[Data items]
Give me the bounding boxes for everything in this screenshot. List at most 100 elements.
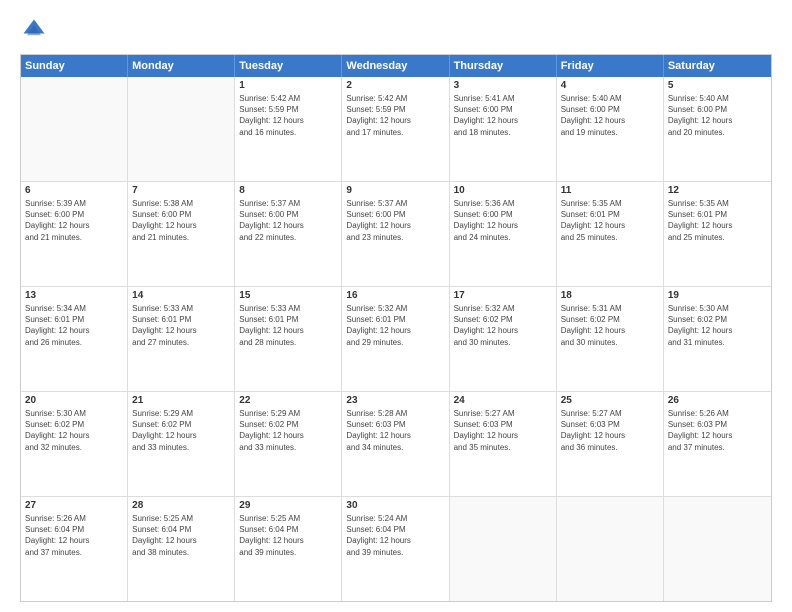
day-number: 29 [239,500,337,511]
cell-info-line: and 28 minutes. [239,337,337,348]
cell-info-line: Sunrise: 5:30 AM [668,303,767,314]
cell-info-line: Sunrise: 5:28 AM [346,408,444,419]
calendar-header-cell: Monday [128,55,235,77]
calendar-cell: 11Sunrise: 5:35 AMSunset: 6:01 PMDayligh… [557,182,664,286]
cell-info-line: Sunset: 6:03 PM [346,419,444,430]
cell-info-line: Daylight: 12 hours [346,325,444,336]
cell-info-line: and 32 minutes. [25,442,123,453]
calendar-cell: 27Sunrise: 5:26 AMSunset: 6:04 PMDayligh… [21,497,128,601]
cell-info-line: Sunset: 6:01 PM [668,209,767,220]
day-number: 11 [561,185,659,196]
cell-info-line: Sunrise: 5:39 AM [25,198,123,209]
cell-info-line: Daylight: 12 hours [346,220,444,231]
cell-info-line: and 22 minutes. [239,232,337,243]
cell-info-line: and 34 minutes. [346,442,444,453]
cell-info-line: Sunset: 6:01 PM [346,314,444,325]
calendar-cell: 14Sunrise: 5:33 AMSunset: 6:01 PMDayligh… [128,287,235,391]
cell-info-line: and 26 minutes. [25,337,123,348]
calendar-header-cell: Saturday [664,55,771,77]
cell-info-line: Sunrise: 5:40 AM [561,93,659,104]
cell-info-line: Sunset: 6:00 PM [239,209,337,220]
cell-info-line: Sunset: 6:00 PM [668,104,767,115]
cell-info-line: Sunrise: 5:37 AM [346,198,444,209]
day-number: 21 [132,395,230,406]
cell-info-line: Sunset: 6:04 PM [239,524,337,535]
cell-info-line: Sunset: 6:02 PM [25,419,123,430]
calendar-cell [557,497,664,601]
calendar-cell: 23Sunrise: 5:28 AMSunset: 6:03 PMDayligh… [342,392,449,496]
cell-info-line: and 35 minutes. [454,442,552,453]
cell-info-line: Sunrise: 5:34 AM [25,303,123,314]
cell-info-line: Daylight: 12 hours [668,430,767,441]
calendar-cell: 3Sunrise: 5:41 AMSunset: 6:00 PMDaylight… [450,77,557,181]
cell-info-line: Sunrise: 5:27 AM [454,408,552,419]
calendar: SundayMondayTuesdayWednesdayThursdayFrid… [20,54,772,602]
cell-info-line: and 29 minutes. [346,337,444,348]
cell-info-line: Daylight: 12 hours [561,325,659,336]
cell-info-line: Sunset: 6:02 PM [132,419,230,430]
cell-info-line: Sunset: 6:04 PM [346,524,444,535]
cell-info-line: Sunset: 6:02 PM [668,314,767,325]
cell-info-line: and 33 minutes. [132,442,230,453]
cell-info-line: and 24 minutes. [454,232,552,243]
cell-info-line: Sunset: 6:00 PM [132,209,230,220]
logo-icon [20,16,48,44]
day-number: 24 [454,395,552,406]
cell-info-line: Sunrise: 5:29 AM [239,408,337,419]
cell-info-line: Sunset: 5:59 PM [239,104,337,115]
day-number: 7 [132,185,230,196]
cell-info-line: Sunrise: 5:36 AM [454,198,552,209]
cell-info-line: Daylight: 12 hours [25,325,123,336]
calendar-cell: 13Sunrise: 5:34 AMSunset: 6:01 PMDayligh… [21,287,128,391]
cell-info-line: and 39 minutes. [239,547,337,558]
cell-info-line: Sunset: 6:00 PM [346,209,444,220]
calendar-row: 6Sunrise: 5:39 AMSunset: 6:00 PMDaylight… [21,181,771,286]
cell-info-line: and 21 minutes. [25,232,123,243]
logo [20,16,52,44]
cell-info-line: Sunrise: 5:38 AM [132,198,230,209]
day-number: 6 [25,185,123,196]
cell-info-line: and 17 minutes. [346,127,444,138]
cell-info-line: Sunrise: 5:37 AM [239,198,337,209]
cell-info-line: Sunset: 6:02 PM [239,419,337,430]
calendar-cell: 22Sunrise: 5:29 AMSunset: 6:02 PMDayligh… [235,392,342,496]
cell-info-line: Daylight: 12 hours [346,535,444,546]
cell-info-line: Sunset: 6:02 PM [454,314,552,325]
calendar-cell [128,77,235,181]
cell-info-line: Daylight: 12 hours [239,325,337,336]
calendar-header-cell: Tuesday [235,55,342,77]
day-number: 16 [346,290,444,301]
cell-info-line: Daylight: 12 hours [132,430,230,441]
cell-info-line: and 20 minutes. [668,127,767,138]
cell-info-line: Sunset: 6:04 PM [25,524,123,535]
day-number: 12 [668,185,767,196]
cell-info-line: Sunrise: 5:26 AM [668,408,767,419]
cell-info-line: Daylight: 12 hours [346,430,444,441]
cell-info-line: and 27 minutes. [132,337,230,348]
cell-info-line: and 37 minutes. [668,442,767,453]
calendar-cell: 16Sunrise: 5:32 AMSunset: 6:01 PMDayligh… [342,287,449,391]
cell-info-line: Daylight: 12 hours [132,220,230,231]
cell-info-line: Sunrise: 5:30 AM [25,408,123,419]
cell-info-line: Sunrise: 5:41 AM [454,93,552,104]
calendar-cell: 1Sunrise: 5:42 AMSunset: 5:59 PMDaylight… [235,77,342,181]
calendar-cell [664,497,771,601]
cell-info-line: Sunrise: 5:33 AM [132,303,230,314]
cell-info-line: and 25 minutes. [668,232,767,243]
cell-info-line: Sunset: 6:00 PM [454,209,552,220]
calendar-row: 1Sunrise: 5:42 AMSunset: 5:59 PMDaylight… [21,77,771,181]
cell-info-line: Daylight: 12 hours [346,115,444,126]
cell-info-line: Daylight: 12 hours [561,430,659,441]
calendar-header-row: SundayMondayTuesdayWednesdayThursdayFrid… [21,55,771,77]
calendar-cell: 18Sunrise: 5:31 AMSunset: 6:02 PMDayligh… [557,287,664,391]
cell-info-line: and 18 minutes. [454,127,552,138]
cell-info-line: and 30 minutes. [454,337,552,348]
cell-info-line: Sunrise: 5:42 AM [346,93,444,104]
cell-info-line: and 30 minutes. [561,337,659,348]
cell-info-line: Daylight: 12 hours [132,535,230,546]
cell-info-line: Sunset: 6:01 PM [25,314,123,325]
calendar-header-cell: Sunday [21,55,128,77]
day-number: 26 [668,395,767,406]
calendar-body: 1Sunrise: 5:42 AMSunset: 5:59 PMDaylight… [21,77,771,601]
cell-info-line: and 19 minutes. [561,127,659,138]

What the task asks: Find each line in the records above that contains the string "number" and copy it.

Solution to the exercise:
day-number: 29 [239,500,337,511]
day-number: 11 [561,185,659,196]
day-number: 21 [132,395,230,406]
day-number: 24 [454,395,552,406]
day-number: 7 [132,185,230,196]
day-number: 6 [25,185,123,196]
day-number: 16 [346,290,444,301]
day-number: 12 [668,185,767,196]
day-number: 26 [668,395,767,406]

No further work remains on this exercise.